Start of Data for processing

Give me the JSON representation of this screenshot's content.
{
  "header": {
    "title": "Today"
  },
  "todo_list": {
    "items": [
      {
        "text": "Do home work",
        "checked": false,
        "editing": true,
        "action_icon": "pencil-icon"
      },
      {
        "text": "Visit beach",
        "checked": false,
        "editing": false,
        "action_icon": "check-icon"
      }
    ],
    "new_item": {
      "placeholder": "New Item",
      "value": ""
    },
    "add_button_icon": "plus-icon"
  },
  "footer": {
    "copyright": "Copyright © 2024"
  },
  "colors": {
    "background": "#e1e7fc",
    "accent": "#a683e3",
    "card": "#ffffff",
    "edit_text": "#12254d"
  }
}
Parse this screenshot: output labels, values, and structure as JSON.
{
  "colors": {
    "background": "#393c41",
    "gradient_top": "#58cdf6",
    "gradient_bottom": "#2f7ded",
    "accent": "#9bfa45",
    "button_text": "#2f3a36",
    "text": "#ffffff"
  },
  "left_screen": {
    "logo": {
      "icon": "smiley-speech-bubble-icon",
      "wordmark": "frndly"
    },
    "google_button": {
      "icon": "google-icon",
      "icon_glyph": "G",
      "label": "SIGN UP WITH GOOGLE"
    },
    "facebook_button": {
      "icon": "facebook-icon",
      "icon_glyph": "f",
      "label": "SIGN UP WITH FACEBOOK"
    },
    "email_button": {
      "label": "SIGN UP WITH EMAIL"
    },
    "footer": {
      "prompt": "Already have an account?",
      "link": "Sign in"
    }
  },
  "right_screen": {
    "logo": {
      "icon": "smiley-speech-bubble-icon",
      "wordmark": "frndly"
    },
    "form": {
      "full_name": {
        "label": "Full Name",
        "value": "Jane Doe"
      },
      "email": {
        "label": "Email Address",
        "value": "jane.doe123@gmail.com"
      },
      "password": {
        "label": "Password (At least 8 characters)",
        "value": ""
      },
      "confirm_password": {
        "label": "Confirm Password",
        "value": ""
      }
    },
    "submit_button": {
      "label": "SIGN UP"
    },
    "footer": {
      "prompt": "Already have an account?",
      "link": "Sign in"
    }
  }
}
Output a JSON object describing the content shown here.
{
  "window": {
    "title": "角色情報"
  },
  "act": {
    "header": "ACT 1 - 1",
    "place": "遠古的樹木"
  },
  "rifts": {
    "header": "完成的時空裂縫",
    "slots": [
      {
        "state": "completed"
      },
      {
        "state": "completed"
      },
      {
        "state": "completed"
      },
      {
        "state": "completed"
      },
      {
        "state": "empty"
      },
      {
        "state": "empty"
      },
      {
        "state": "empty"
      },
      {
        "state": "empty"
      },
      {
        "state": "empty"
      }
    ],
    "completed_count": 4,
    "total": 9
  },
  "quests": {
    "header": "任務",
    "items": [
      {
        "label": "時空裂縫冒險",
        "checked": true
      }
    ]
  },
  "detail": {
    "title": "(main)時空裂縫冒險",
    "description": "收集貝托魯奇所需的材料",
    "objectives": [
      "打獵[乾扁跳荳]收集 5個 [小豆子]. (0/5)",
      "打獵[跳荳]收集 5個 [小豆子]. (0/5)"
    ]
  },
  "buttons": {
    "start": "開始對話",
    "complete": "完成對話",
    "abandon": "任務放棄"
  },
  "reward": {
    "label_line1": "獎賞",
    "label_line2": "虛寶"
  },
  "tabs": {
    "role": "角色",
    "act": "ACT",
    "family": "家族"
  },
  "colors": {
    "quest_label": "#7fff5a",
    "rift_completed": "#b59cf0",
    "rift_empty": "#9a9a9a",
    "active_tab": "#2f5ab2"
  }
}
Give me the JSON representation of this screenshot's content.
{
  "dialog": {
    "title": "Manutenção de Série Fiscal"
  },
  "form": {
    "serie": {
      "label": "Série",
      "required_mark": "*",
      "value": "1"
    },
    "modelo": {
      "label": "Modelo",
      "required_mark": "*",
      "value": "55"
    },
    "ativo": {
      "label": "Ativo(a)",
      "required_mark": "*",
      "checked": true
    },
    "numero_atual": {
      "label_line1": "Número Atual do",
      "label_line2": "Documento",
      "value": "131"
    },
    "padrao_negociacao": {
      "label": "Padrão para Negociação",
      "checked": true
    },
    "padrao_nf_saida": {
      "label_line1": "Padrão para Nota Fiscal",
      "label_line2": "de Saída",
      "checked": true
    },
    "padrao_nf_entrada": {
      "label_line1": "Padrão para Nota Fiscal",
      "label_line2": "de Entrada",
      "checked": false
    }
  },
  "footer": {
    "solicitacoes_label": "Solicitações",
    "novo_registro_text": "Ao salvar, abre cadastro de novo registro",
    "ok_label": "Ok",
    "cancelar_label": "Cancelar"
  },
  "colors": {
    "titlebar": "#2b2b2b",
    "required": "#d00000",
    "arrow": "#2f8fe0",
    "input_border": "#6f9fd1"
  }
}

End of Data for processing

Exercise directions: Write the material out again in its entirety, exactly as shown.

Written solution:
Give me the JSON representation of this screenshot's content.
{
  "header": {
    "title": "Today"
  },
  "todo_list": {
    "items": [
      {
        "text": "Do home work",
        "checked": false,
        "editing": true,
        "action_icon": "pencil-icon"
      },
      {
        "text": "Visit beach",
        "checked": false,
        "editing": false,
        "action_icon": "check-icon"
      }
    ],
    "new_item": {
      "placeholder": "New Item",
      "value": ""
    },
    "add_button_icon": "plus-icon"
  },
  "footer": {
    "copyright": "Copyright © 2024"
  },
  "colors": {
    "background": "#e1e7fc",
    "accent": "#a683e3",
    "card": "#ffffff",
    "edit_text": "#12254d"
  }
}
Parse this screenshot: output labels, values, and structure as JSON.
{
  "colors": {
    "background": "#393c41",
    "gradient_top": "#58cdf6",
    "gradient_bottom": "#2f7ded",
    "accent": "#9bfa45",
    "button_text": "#2f3a36",
    "text": "#ffffff"
  },
  "left_screen": {
    "logo": {
      "icon": "smiley-speech-bubble-icon",
      "wordmark": "frndly"
    },
    "google_button": {
      "icon": "google-icon",
      "icon_glyph": "G",
      "label": "SIGN UP WITH GOOGLE"
    },
    "facebook_button": {
      "icon": "facebook-icon",
      "icon_glyph": "f",
      "label": "SIGN UP WITH FACEBOOK"
    },
    "email_button": {
      "label": "SIGN UP WITH EMAIL"
    },
    "footer": {
      "prompt": "Already have an account?",
      "link": "Sign in"
    }
  },
  "right_screen": {
    "logo": {
      "icon": "smiley-speech-bubble-icon",
      "wordmark": "frndly"
    },
    "form": {
      "full_name": {
        "label": "Full Name",
        "value": "Jane Doe"
      },
      "email": {
        "label": "Email Address",
        "value": "jane.doe123@gmail.com"
      },
      "password": {
        "label": "Password (At least 8 characters)",
        "value": ""
      },
      "confirm_password": {
        "label": "Confirm Password",
        "value": ""
      }
    },
    "submit_button": {
      "label": "SIGN UP"
    },
    "footer": {
      "prompt": "Already have an account?",
      "link": "Sign in"
    }
  }
}
Output a JSON object describing the content shown here.
{
  "window": {
    "title": "角色情報"
  },
  "act": {
    "header": "ACT 1 - 1",
    "place": "遠古的樹木"
  },
  "rifts": {
    "header": "完成的時空裂縫",
    "slots": [
      {
        "state": "completed"
      },
      {
        "state": "completed"
      },
      {
        "state": "completed"
      },
      {
        "state": "completed"
      },
      {
        "state": "empty"
      },
      {
        "state": "empty"
      },
      {
        "state": "empty"
      },
      {
        "state": "empty"
      },
      {
        "state": "empty"
      }
    ],
    "completed_count": 4,
    "total": 9
  },
  "quests": {
    "header": "任務",
    "items": [
      {
        "label": "時空裂縫冒險",
        "checked": true
      }
    ]
  },
  "detail": {
    "title": "(main)時空裂縫冒險",
    "description": "收集貝托魯奇所需的材料",
    "objectives": [
      "打獵[乾扁跳荳]收集 5個 [小豆子]. (0/5)",
      "打獵[跳荳]收集 5個 [小豆子]. (0/5)"
    ]
  },
  "buttons": {
    "start": "開始對話",
    "complete": "完成對話",
    "abandon": "任務放棄"
  },
  "reward": {
    "label_line1": "獎賞",
    "label_line2": "虛寶"
  },
  "tabs": {
    "role": "角色",
    "act": "ACT",
    "family": "家族"
  },
  "colors": {
    "quest_label": "#7fff5a",
    "rift_completed": "#b59cf0",
    "rift_empty": "#9a9a9a",
    "active_tab": "#2f5ab2"
  }
}
Give me the JSON representation of this screenshot's content.
{
  "dialog": {
    "title": "Manutenção de Série Fiscal"
  },
  "form": {
    "serie": {
      "label": "Série",
      "required_mark": "*",
      "value": "1"
    },
    "modelo": {
      "label": "Modelo",
      "required_mark": "*",
      "value": "55"
    },
    "ativo": {
      "label": "Ativo(a)",
      "required_mark": "*",
      "checked": true
    },
    "numero_atual": {
      "label_line1": "Número Atual do",
      "label_line2": "Documento",
      "value": "131"
    },
    "padrao_negociacao": {
      "label": "Padrão para Negociação",
      "checked": true
    },
    "padrao_nf_saida": {
      "label_line1": "Padrão para Nota Fiscal",
      "label_line2": "de Saída",
      "checked": true
    },
    "padrao_nf_entrada": {
      "label_line1": "Padrão para Nota Fiscal",
      "label_line2": "de Entrada",
      "checked": false
    }
  },
  "footer": {
    "solicitacoes_label": "Solicitações",
    "novo_registro_text": "Ao salvar, abre cadastro de novo registro",
    "ok_label": "Ok",
    "cancelar_label": "Cancelar"
  },
  "colors": {
    "titlebar": "#2b2b2b",
    "required": "#d00000",
    "arrow": "#2f8fe0",
    "input_border": "#6f9fd1"
  }
}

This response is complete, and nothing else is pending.